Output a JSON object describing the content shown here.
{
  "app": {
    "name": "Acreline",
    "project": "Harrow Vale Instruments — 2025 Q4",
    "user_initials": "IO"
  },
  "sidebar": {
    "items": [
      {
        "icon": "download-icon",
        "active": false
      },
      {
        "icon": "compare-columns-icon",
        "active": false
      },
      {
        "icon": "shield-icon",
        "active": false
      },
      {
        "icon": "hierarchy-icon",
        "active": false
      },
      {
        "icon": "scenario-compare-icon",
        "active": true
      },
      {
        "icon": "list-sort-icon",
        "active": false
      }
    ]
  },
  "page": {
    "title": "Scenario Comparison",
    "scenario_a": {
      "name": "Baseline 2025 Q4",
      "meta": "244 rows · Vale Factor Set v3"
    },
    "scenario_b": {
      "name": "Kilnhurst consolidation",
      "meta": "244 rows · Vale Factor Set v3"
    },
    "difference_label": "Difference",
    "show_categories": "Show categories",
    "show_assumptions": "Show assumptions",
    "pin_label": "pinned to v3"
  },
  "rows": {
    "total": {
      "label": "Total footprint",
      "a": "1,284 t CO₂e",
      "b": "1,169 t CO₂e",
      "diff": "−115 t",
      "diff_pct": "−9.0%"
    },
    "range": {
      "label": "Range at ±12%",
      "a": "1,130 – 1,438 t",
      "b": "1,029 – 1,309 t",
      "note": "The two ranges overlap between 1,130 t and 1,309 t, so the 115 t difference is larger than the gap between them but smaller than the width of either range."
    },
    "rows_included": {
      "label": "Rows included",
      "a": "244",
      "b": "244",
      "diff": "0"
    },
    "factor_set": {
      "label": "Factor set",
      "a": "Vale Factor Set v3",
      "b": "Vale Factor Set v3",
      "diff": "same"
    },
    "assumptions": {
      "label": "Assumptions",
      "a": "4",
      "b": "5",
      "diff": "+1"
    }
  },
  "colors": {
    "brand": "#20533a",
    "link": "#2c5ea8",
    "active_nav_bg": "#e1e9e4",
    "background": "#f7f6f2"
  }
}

== == ==

Gather every line from the listing above in which the word "Vale" appears.

WORKED ANSWER:
    "project": "Harrow Vale Instruments — 2025 Q4",
      "meta": "244 rows · Vale Factor Set v3"
      "meta": "244 rows · Vale Factor Set v3"
      "a": "Vale Factor Set v3",
      "b": "Vale Factor Set v3",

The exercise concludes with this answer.